Repeat the entries below exactly as they appear, with no pictures.

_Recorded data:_

>> begin

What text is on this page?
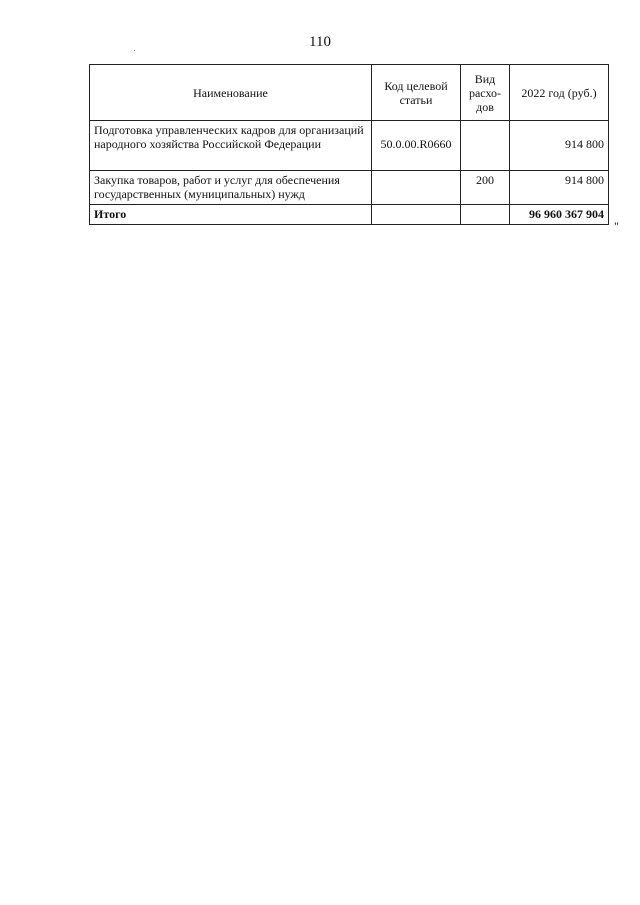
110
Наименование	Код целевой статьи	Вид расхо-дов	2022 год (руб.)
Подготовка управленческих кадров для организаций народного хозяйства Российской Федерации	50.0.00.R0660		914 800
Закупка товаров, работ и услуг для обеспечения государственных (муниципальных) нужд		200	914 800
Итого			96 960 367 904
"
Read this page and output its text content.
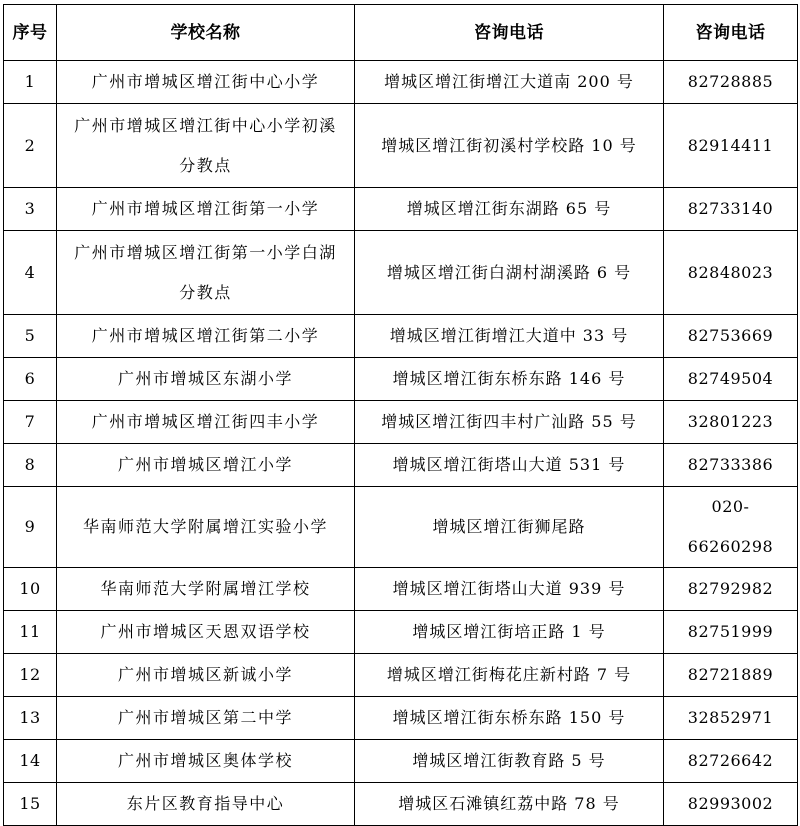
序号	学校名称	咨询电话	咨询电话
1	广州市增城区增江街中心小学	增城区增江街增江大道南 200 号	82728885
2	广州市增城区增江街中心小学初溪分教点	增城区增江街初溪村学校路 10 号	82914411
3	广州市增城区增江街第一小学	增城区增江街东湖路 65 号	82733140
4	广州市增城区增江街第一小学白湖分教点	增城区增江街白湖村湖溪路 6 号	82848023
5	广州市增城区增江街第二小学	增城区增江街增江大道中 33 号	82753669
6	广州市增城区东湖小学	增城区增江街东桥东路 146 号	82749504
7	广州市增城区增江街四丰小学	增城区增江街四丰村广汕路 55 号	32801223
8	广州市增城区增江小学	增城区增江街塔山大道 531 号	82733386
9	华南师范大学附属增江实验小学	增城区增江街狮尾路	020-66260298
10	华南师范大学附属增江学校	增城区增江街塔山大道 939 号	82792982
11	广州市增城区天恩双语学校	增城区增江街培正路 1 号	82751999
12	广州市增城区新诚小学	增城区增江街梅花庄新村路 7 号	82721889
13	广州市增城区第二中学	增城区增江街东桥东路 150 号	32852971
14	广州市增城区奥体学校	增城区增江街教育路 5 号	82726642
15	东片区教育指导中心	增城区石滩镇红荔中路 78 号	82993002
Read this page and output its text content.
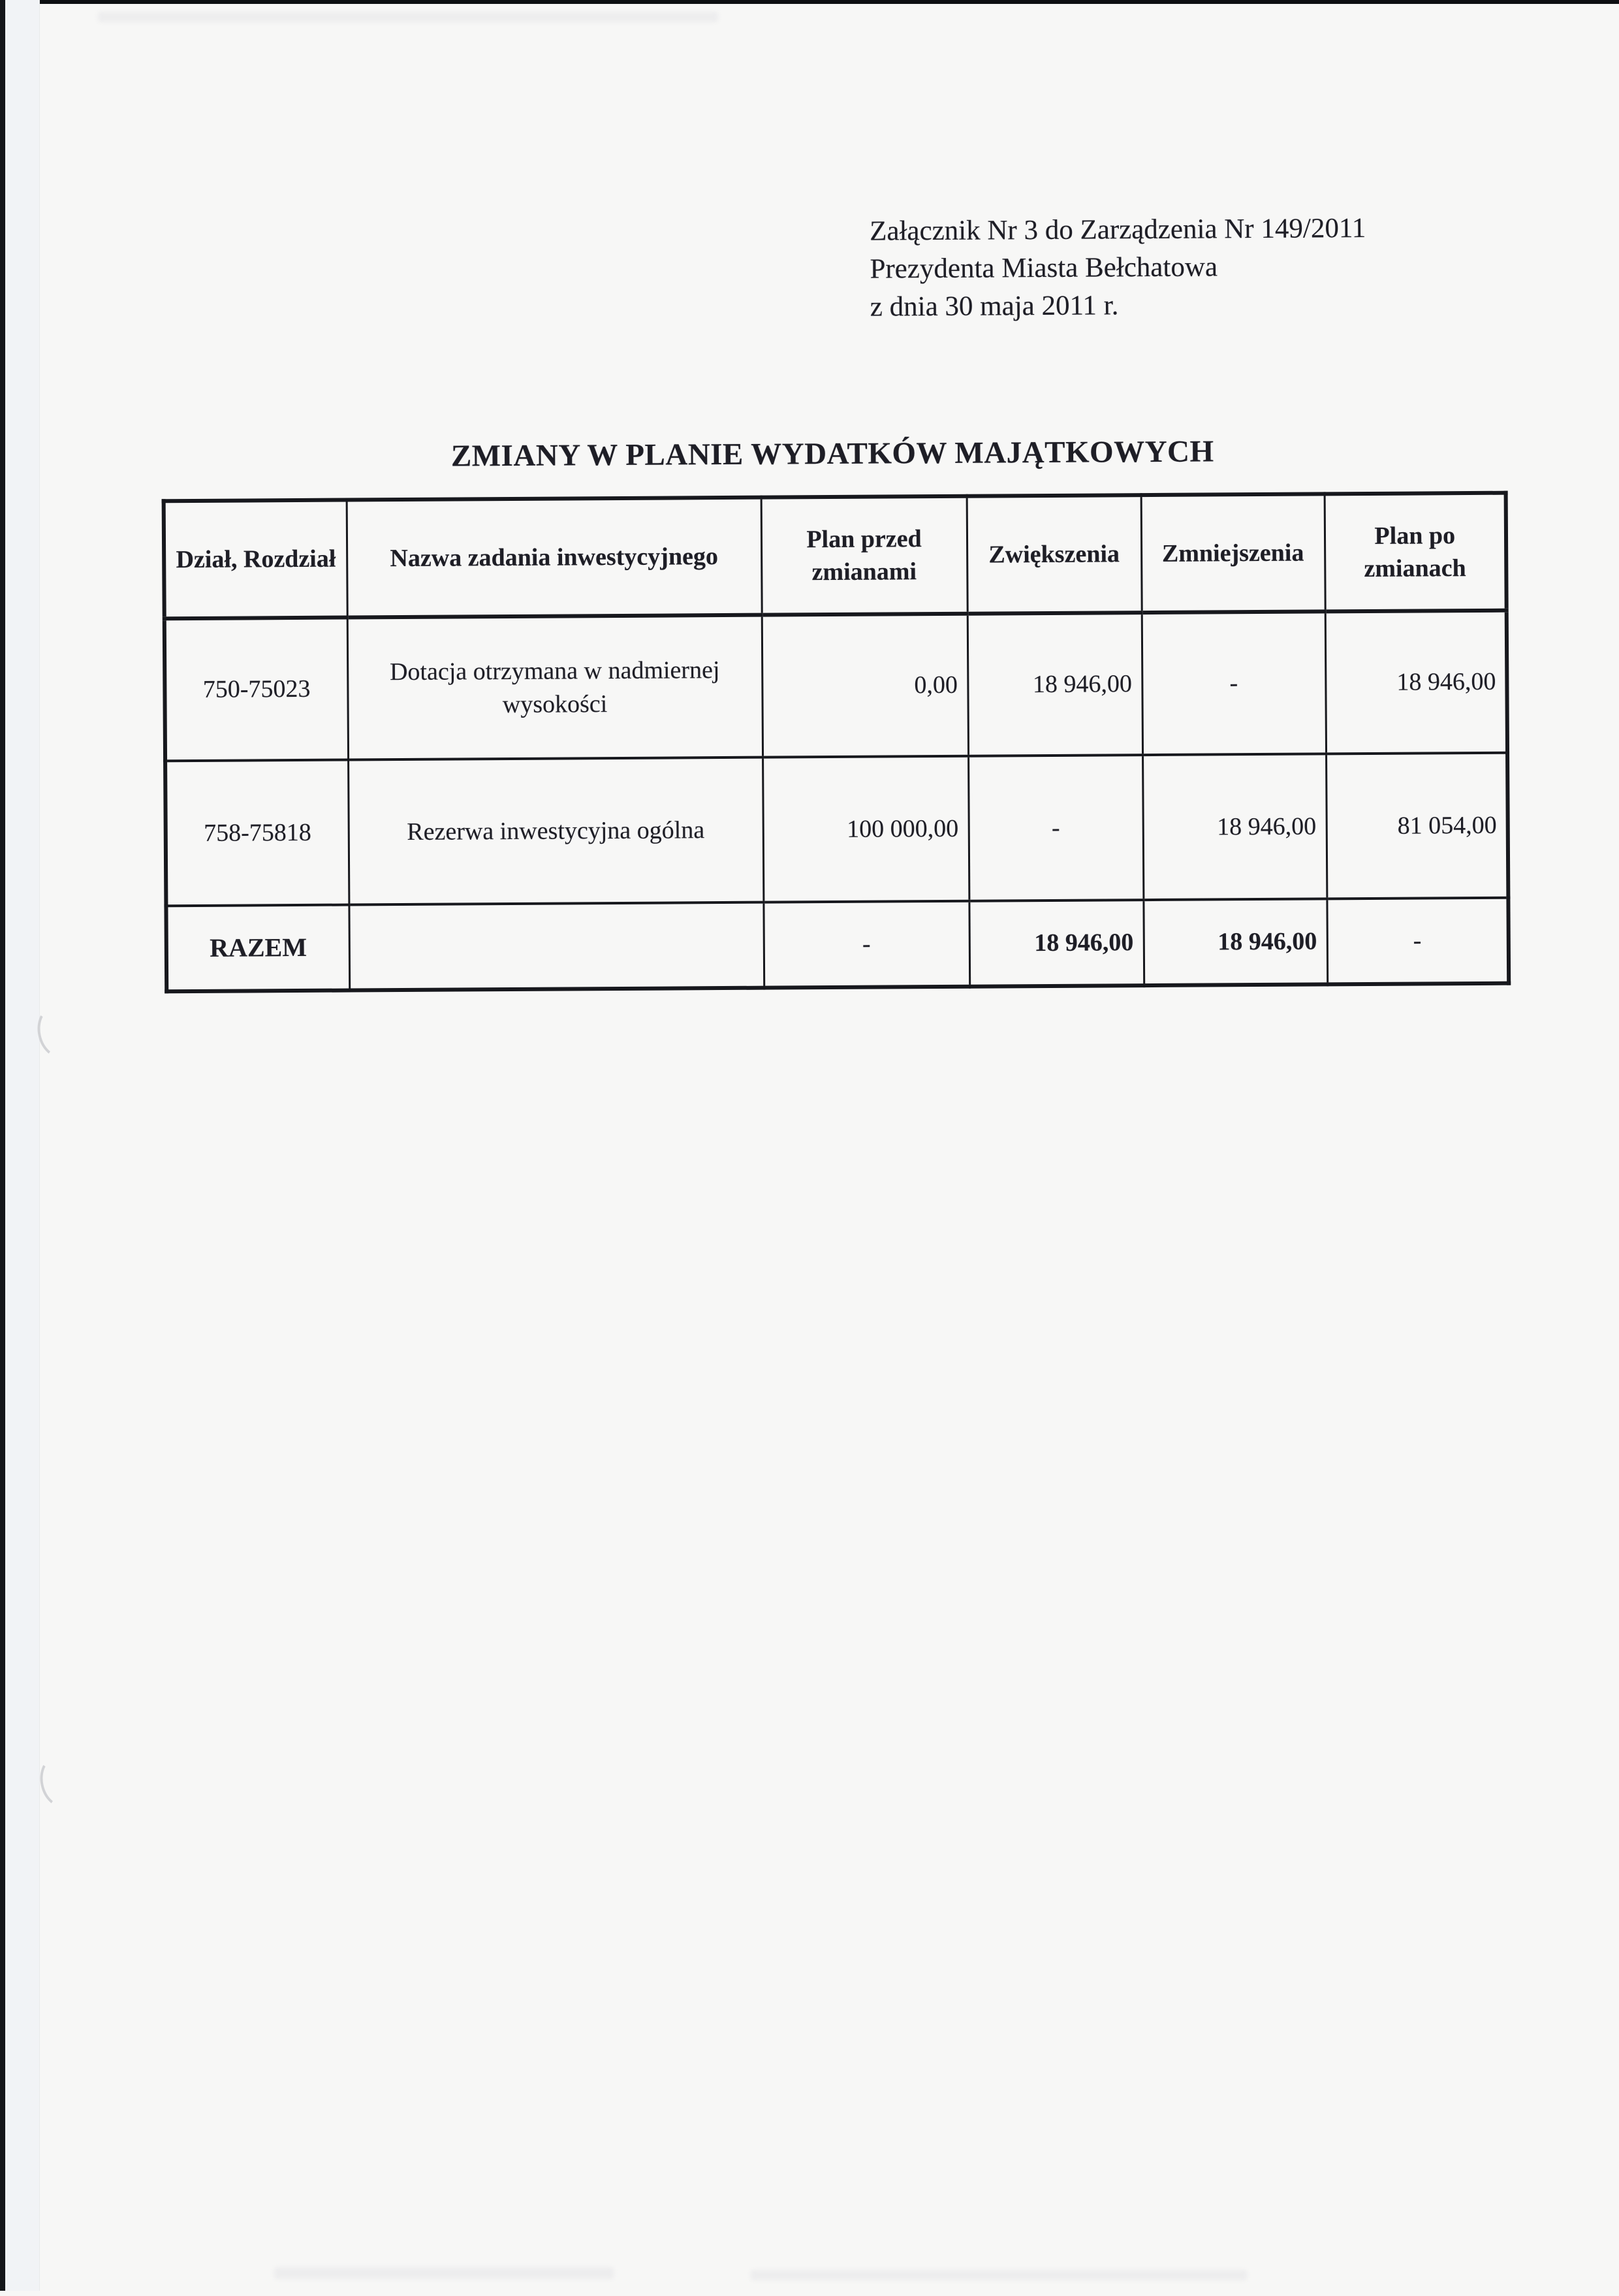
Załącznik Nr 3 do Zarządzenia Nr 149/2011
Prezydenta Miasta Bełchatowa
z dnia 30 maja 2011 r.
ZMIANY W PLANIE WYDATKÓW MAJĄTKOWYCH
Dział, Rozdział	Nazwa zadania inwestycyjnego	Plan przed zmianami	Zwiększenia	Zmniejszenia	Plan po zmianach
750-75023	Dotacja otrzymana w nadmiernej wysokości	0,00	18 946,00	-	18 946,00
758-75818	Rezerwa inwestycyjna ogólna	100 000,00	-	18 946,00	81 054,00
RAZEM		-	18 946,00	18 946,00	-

>> end

_Right answer:_
What text is on this page?
110
Наименование	Код целевой статьи	Вид расхо-дов	2022 год (руб.)
Подготовка управленческих кадров для организаций народного хозяйства Российской Федерации	50.0.00.R0660		914 800
Закупка товаров, работ и услуг для обеспечения государственных (муниципальных) нужд		200	914 800
Итого			96 960 367 904
"
Read this page and output its text content.
序号	学校名称	咨询电话	咨询电话
1	广州市增城区增江街中心小学	增城区增江街增江大道南 200 号	82728885
2	广州市增城区增江街中心小学初溪分教点	增城区增江街初溪村学校路 10 号	82914411
3	广州市增城区增江街第一小学	增城区增江街东湖路 65 号	82733140
4	广州市增城区增江街第一小学白湖分教点	增城区增江街白湖村湖溪路 6 号	82848023
5	广州市增城区增江街第二小学	增城区增江街增江大道中 33 号	82753669
6	广州市增城区东湖小学	增城区增江街东桥东路 146 号	82749504
7	广州市增城区增江街四丰小学	增城区增江街四丰村广汕路 55 号	32801223
8	广州市增城区增江小学	增城区增江街塔山大道 531 号	82733386
9	华南师范大学附属增江实验小学	增城区增江街狮尾路	020-66260298
10	华南师范大学附属增江学校	增城区增江街塔山大道 939 号	82792982
11	广州市增城区天恩双语学校	增城区增江街培正路 1 号	82751999
12	广州市增城区新诚小学	增城区增江街梅花庄新村路 7 号	82721889
13	广州市增城区第二中学	增城区增江街东桥东路 150 号	32852971
14	广州市增城区奥体学校	增城区增江街教育路 5 号	82726642
15	东片区教育指导中心	增城区石滩镇红荔中路 78 号	82993002
Read this page and output its text content.
Załącznik Nr 3 do Zarządzenia Nr 149/2011
Prezydenta Miasta Bełchatowa
z dnia 30 maja 2011 r.
ZMIANY W PLANIE WYDATKÓW MAJĄTKOWYCH
Dział, Rozdział	Nazwa zadania inwestycyjnego	Plan przed zmianami	Zwiększenia	Zmniejszenia	Plan po zmianach
750-75023	Dotacja otrzymana w nadmiernej wysokości	0,00	18 946,00	-	18 946,00
758-75818	Rezerwa inwestycyjna ogólna	100 000,00	-	18 946,00	81 054,00
RAZEM		-	18 946,00	18 946,00	-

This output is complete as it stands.